WHAT THE TASK REQUIRES: Please pull out every line that includes the string "bottom".

## START MATERIAL PROVIDED

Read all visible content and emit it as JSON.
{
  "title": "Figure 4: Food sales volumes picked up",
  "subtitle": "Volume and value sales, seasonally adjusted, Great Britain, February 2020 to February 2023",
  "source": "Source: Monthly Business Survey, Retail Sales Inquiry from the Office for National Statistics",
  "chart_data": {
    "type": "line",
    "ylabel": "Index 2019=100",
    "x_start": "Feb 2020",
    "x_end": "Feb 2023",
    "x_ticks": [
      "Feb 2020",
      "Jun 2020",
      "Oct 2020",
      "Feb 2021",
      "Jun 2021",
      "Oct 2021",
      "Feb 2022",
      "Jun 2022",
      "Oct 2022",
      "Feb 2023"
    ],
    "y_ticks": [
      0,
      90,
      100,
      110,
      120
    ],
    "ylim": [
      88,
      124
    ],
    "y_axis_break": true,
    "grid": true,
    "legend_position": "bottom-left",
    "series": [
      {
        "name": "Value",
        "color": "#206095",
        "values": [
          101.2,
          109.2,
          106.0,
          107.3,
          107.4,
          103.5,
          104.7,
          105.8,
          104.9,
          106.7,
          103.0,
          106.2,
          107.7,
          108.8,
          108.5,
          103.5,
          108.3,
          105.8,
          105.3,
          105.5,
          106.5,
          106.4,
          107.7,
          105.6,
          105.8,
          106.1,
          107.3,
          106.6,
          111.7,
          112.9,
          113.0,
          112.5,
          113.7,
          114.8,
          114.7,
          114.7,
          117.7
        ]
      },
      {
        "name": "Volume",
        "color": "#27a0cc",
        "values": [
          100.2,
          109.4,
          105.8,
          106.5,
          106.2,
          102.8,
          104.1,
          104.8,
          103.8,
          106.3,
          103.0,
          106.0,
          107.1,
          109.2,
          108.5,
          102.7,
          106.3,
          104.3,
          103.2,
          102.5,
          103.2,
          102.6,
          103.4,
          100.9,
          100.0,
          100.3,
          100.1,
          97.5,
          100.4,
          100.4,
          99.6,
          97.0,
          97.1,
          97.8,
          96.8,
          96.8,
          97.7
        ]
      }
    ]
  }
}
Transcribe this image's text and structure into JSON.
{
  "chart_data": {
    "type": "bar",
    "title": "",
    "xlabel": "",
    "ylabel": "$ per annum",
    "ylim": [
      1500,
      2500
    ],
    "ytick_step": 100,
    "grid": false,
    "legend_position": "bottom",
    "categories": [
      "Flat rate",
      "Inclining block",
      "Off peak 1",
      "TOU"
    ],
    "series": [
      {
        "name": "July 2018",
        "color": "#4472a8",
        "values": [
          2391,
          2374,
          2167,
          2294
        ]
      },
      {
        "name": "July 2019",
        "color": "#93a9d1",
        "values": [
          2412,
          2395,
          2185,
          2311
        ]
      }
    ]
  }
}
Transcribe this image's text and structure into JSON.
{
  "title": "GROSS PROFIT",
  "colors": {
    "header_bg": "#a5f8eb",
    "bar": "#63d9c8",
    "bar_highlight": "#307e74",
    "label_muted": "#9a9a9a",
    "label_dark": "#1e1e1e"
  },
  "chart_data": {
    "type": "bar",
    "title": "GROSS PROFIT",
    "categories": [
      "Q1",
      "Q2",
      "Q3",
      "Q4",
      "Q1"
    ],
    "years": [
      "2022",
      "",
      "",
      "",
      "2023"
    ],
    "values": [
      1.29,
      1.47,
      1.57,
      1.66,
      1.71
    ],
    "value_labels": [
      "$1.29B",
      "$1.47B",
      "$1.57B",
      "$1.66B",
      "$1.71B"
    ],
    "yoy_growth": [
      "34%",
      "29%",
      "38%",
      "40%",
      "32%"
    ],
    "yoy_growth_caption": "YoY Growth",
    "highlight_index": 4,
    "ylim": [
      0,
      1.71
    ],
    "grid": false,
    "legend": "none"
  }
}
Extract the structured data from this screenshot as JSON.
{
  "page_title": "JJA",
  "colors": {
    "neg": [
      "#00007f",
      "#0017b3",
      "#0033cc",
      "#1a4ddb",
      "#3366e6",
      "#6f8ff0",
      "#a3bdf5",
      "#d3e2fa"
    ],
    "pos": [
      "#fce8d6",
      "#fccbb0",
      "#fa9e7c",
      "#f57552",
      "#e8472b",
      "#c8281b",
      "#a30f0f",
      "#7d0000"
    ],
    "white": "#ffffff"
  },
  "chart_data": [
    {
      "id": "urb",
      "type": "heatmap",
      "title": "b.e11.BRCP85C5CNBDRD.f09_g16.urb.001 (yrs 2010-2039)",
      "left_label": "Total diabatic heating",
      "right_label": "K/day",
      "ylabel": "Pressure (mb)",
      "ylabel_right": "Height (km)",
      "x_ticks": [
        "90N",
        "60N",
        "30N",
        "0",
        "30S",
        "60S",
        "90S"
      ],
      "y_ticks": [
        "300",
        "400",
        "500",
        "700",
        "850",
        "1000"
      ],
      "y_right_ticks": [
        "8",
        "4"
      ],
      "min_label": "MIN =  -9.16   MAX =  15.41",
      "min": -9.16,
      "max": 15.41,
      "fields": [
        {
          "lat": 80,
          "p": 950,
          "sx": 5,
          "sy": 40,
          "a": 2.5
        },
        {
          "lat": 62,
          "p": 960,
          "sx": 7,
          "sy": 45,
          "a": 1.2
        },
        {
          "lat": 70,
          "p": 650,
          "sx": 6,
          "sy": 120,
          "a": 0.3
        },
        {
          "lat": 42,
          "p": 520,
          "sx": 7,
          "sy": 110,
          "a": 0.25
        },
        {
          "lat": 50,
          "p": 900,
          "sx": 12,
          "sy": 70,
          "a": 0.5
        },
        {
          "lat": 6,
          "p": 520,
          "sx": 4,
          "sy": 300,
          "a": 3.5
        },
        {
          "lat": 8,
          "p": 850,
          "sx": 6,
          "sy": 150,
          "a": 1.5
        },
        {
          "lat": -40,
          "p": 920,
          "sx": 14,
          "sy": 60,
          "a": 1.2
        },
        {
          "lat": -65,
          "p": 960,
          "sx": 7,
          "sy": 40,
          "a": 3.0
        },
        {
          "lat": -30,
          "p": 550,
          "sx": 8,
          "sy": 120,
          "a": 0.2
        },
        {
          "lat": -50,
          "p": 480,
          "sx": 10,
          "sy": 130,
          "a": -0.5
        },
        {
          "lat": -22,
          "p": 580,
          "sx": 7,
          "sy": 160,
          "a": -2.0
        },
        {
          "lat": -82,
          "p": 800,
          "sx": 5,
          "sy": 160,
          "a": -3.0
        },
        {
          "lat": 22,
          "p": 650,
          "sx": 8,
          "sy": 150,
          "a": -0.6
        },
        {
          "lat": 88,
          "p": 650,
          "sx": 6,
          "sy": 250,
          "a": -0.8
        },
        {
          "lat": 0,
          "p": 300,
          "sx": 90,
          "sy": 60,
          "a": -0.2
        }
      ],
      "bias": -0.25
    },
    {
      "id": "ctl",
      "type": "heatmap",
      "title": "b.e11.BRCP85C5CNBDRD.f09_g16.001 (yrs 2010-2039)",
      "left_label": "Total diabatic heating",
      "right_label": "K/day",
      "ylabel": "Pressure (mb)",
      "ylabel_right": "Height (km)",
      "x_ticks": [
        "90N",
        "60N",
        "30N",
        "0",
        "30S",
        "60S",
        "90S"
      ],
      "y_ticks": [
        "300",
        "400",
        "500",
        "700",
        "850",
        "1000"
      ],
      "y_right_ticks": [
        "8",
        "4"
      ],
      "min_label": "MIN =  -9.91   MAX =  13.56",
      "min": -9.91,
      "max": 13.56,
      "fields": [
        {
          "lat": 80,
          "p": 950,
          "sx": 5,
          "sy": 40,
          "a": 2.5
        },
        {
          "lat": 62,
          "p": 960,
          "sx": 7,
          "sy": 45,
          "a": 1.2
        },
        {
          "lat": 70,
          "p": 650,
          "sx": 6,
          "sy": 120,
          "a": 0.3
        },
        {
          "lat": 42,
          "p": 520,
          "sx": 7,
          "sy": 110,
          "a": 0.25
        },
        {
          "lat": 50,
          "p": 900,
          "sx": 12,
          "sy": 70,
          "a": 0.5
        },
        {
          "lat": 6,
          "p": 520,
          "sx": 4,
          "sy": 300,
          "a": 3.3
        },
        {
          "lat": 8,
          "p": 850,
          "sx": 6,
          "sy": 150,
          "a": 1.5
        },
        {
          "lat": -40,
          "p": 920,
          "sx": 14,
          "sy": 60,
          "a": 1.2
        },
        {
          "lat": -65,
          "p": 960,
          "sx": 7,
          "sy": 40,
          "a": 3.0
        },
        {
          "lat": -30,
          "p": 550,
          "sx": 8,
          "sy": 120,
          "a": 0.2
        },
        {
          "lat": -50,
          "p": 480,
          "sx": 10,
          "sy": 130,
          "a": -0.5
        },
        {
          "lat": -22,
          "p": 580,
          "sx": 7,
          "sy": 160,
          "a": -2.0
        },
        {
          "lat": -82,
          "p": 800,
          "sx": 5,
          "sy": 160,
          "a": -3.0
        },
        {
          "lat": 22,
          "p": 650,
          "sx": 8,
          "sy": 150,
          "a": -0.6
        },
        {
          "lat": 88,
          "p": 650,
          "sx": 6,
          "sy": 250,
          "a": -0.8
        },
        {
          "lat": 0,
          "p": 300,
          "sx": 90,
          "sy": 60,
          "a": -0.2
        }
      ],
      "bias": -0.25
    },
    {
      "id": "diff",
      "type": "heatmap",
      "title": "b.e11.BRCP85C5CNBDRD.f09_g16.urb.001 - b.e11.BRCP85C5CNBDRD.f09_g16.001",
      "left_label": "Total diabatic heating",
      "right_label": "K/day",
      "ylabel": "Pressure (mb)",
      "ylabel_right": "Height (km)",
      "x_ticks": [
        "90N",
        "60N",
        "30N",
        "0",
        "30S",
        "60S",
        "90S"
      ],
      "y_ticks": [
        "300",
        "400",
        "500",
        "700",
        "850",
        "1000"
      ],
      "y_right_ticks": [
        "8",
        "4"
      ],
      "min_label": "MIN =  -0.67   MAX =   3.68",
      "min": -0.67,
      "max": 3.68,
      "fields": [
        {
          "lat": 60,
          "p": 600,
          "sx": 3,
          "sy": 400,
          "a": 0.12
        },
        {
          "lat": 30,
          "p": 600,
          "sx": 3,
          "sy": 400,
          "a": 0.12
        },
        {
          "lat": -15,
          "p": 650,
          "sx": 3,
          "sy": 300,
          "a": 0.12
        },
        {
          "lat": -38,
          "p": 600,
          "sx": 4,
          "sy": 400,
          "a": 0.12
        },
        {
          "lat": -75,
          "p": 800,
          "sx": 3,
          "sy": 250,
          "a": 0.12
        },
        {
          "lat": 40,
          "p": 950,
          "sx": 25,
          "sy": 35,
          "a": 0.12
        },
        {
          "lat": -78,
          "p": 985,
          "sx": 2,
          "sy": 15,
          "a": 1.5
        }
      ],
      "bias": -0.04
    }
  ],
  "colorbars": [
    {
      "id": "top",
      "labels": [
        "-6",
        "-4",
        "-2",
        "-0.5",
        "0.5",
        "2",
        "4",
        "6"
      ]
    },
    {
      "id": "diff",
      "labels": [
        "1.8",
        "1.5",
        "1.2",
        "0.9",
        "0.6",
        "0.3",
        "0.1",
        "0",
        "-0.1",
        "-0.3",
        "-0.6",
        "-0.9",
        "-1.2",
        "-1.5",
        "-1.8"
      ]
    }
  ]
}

## END MATERIAL PROVIDED

THE RESPONSE:
    "legend_position": "bottom-left",
    "legend_position": "bottom",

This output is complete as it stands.